■ CHALLENGE:
Which lines hold the word "only"? Copy each of them from the material.

■ MATERIAL:
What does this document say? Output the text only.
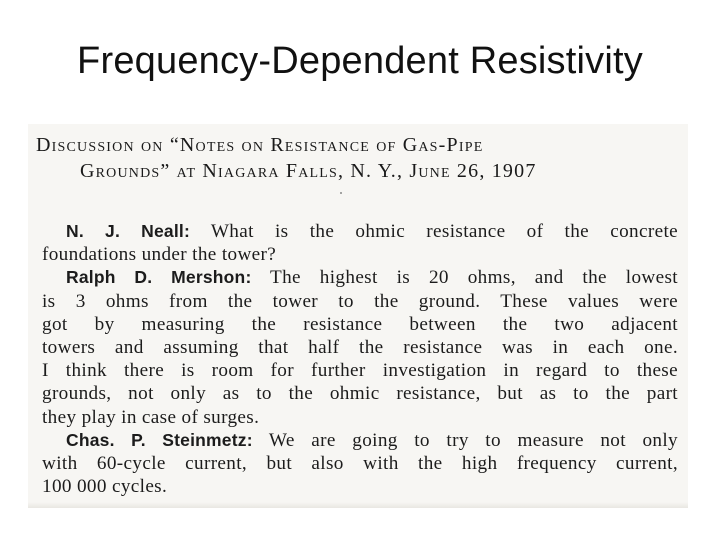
Frequency-Dependent Resistivity
Discussion on “Notes on Resistance of Gas-Pipe
Grounds” at Niagara Falls, N. Y., June 26, 1907
N. J. Neall: What is the ohmic resistance of the concrete
foundations under the tower?
Ralph D. Mershon: The highest is 20 ohms, and the lowest
is 3 ohms from the tower to the ground. These values were
got by measuring the resistance between the two adjacent
towers and assuming that half the resistance was in each one.
I think there is room for further investigation in regard to these
grounds, not only as to the ohmic resistance, but as to the part
they play in case of surges.
Chas. P. Steinmetz: We are going to try to measure not only
with 60-cycle current, but also with the high frequency current,
100 000 cycles.
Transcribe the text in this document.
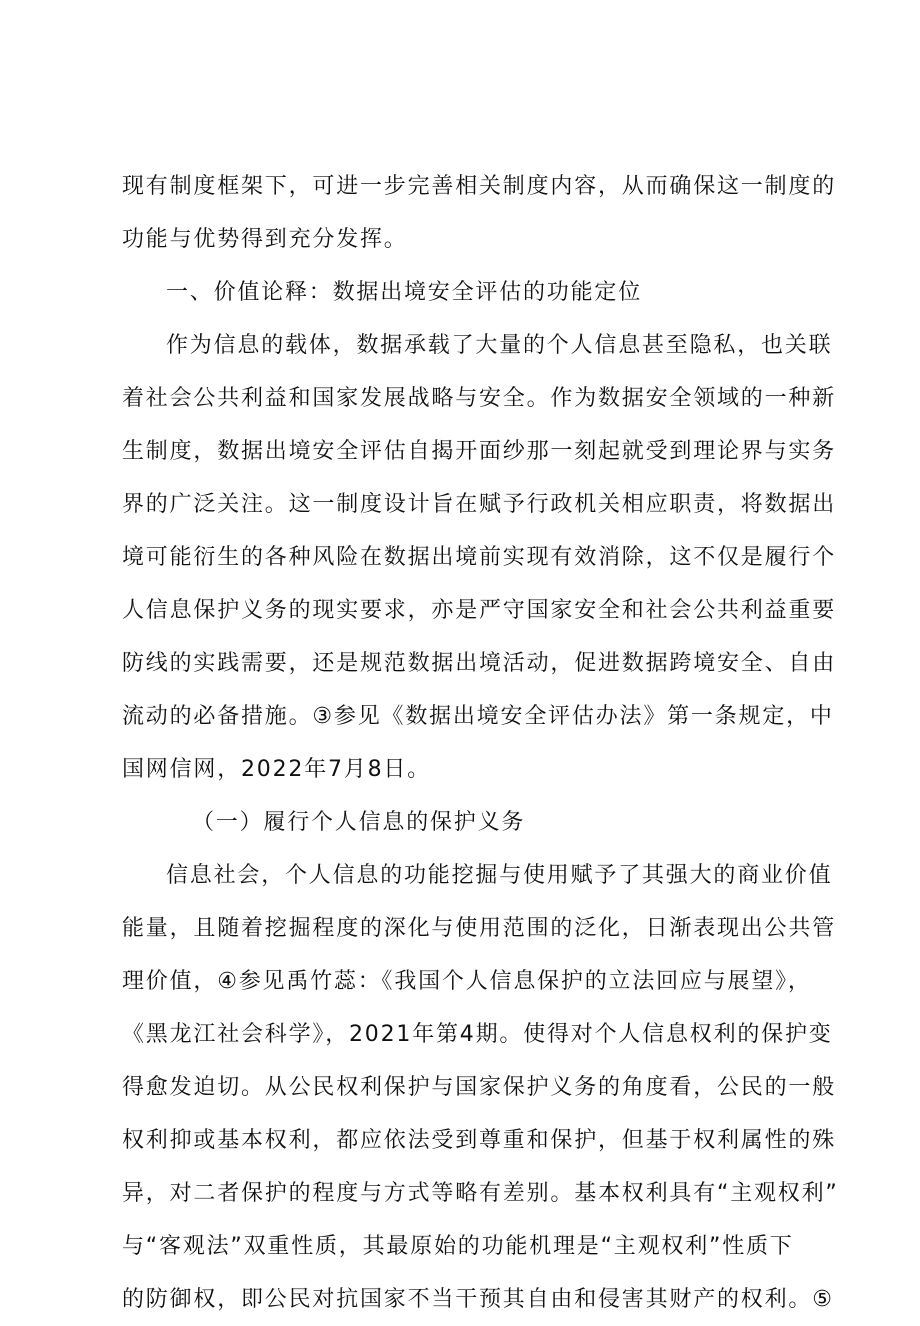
现有制度框架下，可进一步完善相关制度内容，从而确保这一制度的
功能与优势得到充分发挥。
一、价值论释：数据出境安全评估的功能定位
作为信息的载体，数据承载了大量的个人信息甚至隐私，也关联
着社会公共利益和国家发展战略与安全。作为数据安全领域的一种新
生制度，数据出境安全评估自揭开面纱那一刻起就受到理论界与实务
界的广泛关注。这一制度设计旨在赋予行政机关相应职责，将数据出
境可能衍生的各种风险在数据出境前实现有效消除，这不仅是履行个
人信息保护义务的现实要求，亦是严守国家安全和社会公共利益重要
防线的实践需要，还是规范数据出境活动，促进数据跨境安全、自由
流动的必备措施。③参见《数据出境安全评估办法》第一条规定，中
国网信网，2022年7月8日。
（一）履行个人信息的保护义务
信息社会，个人信息的功能挖掘与使用赋予了其强大的商业价值
能量，且随着挖掘程度的深化与使用范围的泛化，日渐表现出公共管
理价值，④参见禹竹蕊：《我国个人信息保护的立法回应与展望》，
《黑龙江社会科学》，2021年第4期。使得对个人信息权利的保护变
得愈发迫切。从公民权利保护与国家保护义务的角度看，公民的一般
权利抑或基本权利，都应依法受到尊重和保护，但基于权利属性的殊
异，对二者保护的程度与方式等略有差别。基本权利具有“主观权利”
与“客观法”双重性质，其最原始的功能机理是“主观权利”性质下
的防御权，即公民对抗国家不当干预其自由和侵害其财产的权利。⑤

■ RESPONSE TO THE TASK:
What does this document say? Output the text only.
grounds, not only as to the ohmic resistance, but as to the part
Chas. P. Steinmetz: We are going to try to measure not only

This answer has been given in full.